____ DATA SUPPLIED

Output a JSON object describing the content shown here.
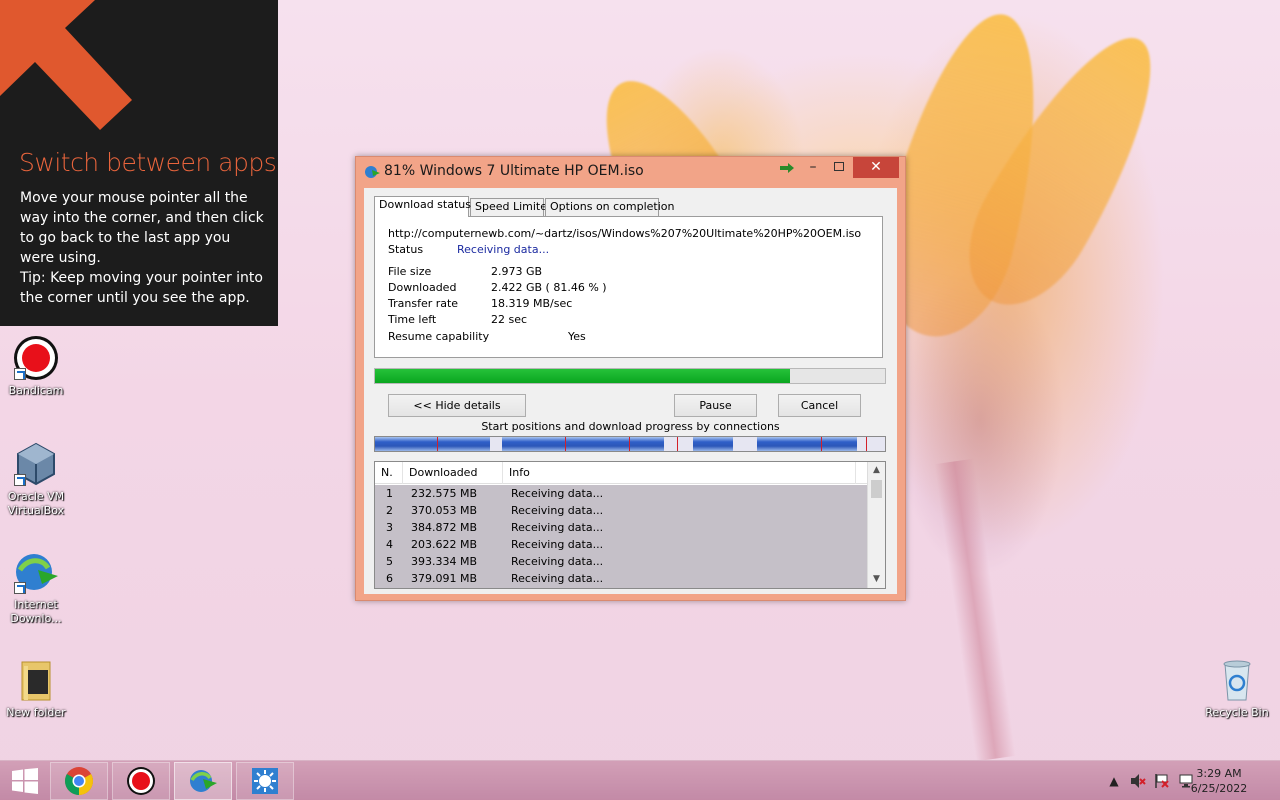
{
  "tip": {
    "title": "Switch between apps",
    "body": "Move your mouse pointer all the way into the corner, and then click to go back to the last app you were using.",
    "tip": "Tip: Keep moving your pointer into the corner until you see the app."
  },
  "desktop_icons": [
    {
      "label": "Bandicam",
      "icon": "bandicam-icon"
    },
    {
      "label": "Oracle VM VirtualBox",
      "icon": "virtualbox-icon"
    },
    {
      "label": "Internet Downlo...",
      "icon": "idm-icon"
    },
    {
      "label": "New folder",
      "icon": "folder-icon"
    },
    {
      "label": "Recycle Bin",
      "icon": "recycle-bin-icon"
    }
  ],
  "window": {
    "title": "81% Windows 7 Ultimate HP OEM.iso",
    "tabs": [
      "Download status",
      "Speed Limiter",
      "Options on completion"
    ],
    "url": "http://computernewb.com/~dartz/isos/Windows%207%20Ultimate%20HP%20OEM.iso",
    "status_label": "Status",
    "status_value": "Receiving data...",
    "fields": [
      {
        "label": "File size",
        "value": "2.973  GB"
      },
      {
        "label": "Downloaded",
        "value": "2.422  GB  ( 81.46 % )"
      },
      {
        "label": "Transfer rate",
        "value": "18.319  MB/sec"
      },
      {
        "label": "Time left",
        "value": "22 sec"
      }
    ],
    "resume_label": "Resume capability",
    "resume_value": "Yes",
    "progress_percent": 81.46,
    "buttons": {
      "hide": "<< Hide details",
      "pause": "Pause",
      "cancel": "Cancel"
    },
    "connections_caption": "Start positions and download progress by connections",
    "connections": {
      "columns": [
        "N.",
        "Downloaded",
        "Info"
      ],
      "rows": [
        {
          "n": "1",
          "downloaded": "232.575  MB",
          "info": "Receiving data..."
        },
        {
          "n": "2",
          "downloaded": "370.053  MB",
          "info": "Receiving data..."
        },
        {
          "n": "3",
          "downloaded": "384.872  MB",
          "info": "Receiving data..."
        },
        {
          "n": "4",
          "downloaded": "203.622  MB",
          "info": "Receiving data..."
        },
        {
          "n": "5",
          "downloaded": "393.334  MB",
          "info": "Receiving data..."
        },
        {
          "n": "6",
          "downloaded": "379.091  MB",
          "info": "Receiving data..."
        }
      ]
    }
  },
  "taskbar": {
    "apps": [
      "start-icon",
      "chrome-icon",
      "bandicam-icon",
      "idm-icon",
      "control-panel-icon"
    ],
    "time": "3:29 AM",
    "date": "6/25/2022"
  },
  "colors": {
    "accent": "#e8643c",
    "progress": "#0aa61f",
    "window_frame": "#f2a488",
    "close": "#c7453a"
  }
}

________

● WORK TO COMPLETE: In the copy, include all records verbatim but no images.

● FULL OUTPUT:
Output a JSON object describing the content shown here.
{
  "tip": {
    "title": "Switch between apps",
    "body": "Move your mouse pointer all the way into the corner, and then click to go back to the last app you were using.",
    "tip": "Tip: Keep moving your pointer into the corner until you see the app."
  },
  "desktop_icons": [
    {
      "label": "Bandicam",
      "icon": "bandicam-icon"
    },
    {
      "label": "Oracle VM VirtualBox",
      "icon": "virtualbox-icon"
    },
    {
      "label": "Internet Downlo...",
      "icon": "idm-icon"
    },
    {
      "label": "New folder",
      "icon": "folder-icon"
    },
    {
      "label": "Recycle Bin",
      "icon": "recycle-bin-icon"
    }
  ],
  "window": {
    "title": "81% Windows 7 Ultimate HP OEM.iso",
    "tabs": [
      "Download status",
      "Speed Limiter",
      "Options on completion"
    ],
    "url": "http://computernewb.com/~dartz/isos/Windows%207%20Ultimate%20HP%20OEM.iso",
    "status_label": "Status",
    "status_value": "Receiving data...",
    "fields": [
      {
        "label": "File size",
        "value": "2.973  GB"
      },
      {
        "label": "Downloaded",
        "value": "2.422  GB  ( 81.46 % )"
      },
      {
        "label": "Transfer rate",
        "value": "18.319  MB/sec"
      },
      {
        "label": "Time left",
        "value": "22 sec"
      }
    ],
    "resume_label": "Resume capability",
    "resume_value": "Yes",
    "progress_percent": 81.46,
    "buttons": {
      "hide": "<< Hide details",
      "pause": "Pause",
      "cancel": "Cancel"
    },
    "connections_caption": "Start positions and download progress by connections",
    "connections": {
      "columns": [
        "N.",
        "Downloaded",
        "Info"
      ],
      "rows": [
        {
          "n": "1",
          "downloaded": "232.575  MB",
          "info": "Receiving data..."
        },
        {
          "n": "2",
          "downloaded": "370.053  MB",
          "info": "Receiving data..."
        },
        {
          "n": "3",
          "downloaded": "384.872  MB",
          "info": "Receiving data..."
        },
        {
          "n": "4",
          "downloaded": "203.622  MB",
          "info": "Receiving data..."
        },
        {
          "n": "5",
          "downloaded": "393.334  MB",
          "info": "Receiving data..."
        },
        {
          "n": "6",
          "downloaded": "379.091  MB",
          "info": "Receiving data..."
        }
      ]
    }
  },
  "taskbar": {
    "apps": [
      "start-icon",
      "chrome-icon",
      "bandicam-icon",
      "idm-icon",
      "control-panel-icon"
    ],
    "time": "3:29 AM",
    "date": "6/25/2022"
  },
  "colors": {
    "accent": "#e8643c",
    "progress": "#0aa61f",
    "window_frame": "#f2a488",
    "close": "#c7453a"
  }
}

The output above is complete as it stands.